▶ **WHAT TO WORK ON**: In the listing below, count the lines with "isoquants" and report only the figure.

— start —

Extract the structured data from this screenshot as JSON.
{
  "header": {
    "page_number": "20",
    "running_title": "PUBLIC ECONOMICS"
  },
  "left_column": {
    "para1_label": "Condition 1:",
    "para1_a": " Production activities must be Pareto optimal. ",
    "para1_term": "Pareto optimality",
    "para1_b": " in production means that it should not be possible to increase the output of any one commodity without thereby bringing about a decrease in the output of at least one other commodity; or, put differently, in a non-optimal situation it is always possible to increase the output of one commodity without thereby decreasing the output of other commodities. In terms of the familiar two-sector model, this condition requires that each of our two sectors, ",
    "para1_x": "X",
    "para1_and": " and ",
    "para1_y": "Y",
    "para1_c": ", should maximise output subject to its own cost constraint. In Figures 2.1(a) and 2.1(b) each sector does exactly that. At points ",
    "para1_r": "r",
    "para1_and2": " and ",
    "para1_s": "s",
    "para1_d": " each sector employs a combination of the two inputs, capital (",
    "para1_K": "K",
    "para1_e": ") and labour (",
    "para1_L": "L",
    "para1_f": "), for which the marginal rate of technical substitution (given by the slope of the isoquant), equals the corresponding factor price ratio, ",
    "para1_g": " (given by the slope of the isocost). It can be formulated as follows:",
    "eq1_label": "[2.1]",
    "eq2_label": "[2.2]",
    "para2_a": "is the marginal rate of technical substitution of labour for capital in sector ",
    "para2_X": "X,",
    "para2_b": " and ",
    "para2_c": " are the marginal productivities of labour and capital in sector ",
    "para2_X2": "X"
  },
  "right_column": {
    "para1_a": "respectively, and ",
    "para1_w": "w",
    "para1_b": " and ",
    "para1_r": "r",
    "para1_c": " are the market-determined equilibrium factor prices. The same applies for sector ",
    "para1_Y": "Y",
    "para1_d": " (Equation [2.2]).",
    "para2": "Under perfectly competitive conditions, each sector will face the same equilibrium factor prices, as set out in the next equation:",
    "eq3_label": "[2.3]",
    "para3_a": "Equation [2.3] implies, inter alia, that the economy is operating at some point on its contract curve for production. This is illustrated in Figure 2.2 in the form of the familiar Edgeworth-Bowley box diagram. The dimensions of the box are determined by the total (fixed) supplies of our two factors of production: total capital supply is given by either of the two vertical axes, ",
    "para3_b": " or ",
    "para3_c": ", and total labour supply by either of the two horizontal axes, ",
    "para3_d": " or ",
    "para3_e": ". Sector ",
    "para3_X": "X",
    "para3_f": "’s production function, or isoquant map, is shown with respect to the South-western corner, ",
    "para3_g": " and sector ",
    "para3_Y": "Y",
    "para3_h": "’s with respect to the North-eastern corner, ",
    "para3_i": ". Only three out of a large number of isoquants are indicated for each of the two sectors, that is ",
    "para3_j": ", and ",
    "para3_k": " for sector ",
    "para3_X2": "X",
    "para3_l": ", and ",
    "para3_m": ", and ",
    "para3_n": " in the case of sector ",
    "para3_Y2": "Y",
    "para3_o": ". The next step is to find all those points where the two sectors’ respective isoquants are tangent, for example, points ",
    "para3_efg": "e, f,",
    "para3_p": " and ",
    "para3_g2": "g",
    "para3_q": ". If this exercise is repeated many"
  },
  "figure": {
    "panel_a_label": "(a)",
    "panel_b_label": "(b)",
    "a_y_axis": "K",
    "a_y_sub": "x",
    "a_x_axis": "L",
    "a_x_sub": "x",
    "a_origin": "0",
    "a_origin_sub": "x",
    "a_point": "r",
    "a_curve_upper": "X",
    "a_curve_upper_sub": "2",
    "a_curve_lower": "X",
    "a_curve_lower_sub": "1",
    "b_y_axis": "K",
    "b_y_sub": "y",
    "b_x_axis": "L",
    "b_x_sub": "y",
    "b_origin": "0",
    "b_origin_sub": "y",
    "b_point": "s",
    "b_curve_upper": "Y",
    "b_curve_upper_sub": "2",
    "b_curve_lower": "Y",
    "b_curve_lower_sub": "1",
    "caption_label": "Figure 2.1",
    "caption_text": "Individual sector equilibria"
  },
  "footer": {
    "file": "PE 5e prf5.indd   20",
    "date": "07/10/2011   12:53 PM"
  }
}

— end —

▶ **SOLUTION FOR THIS PROBLEM**: 2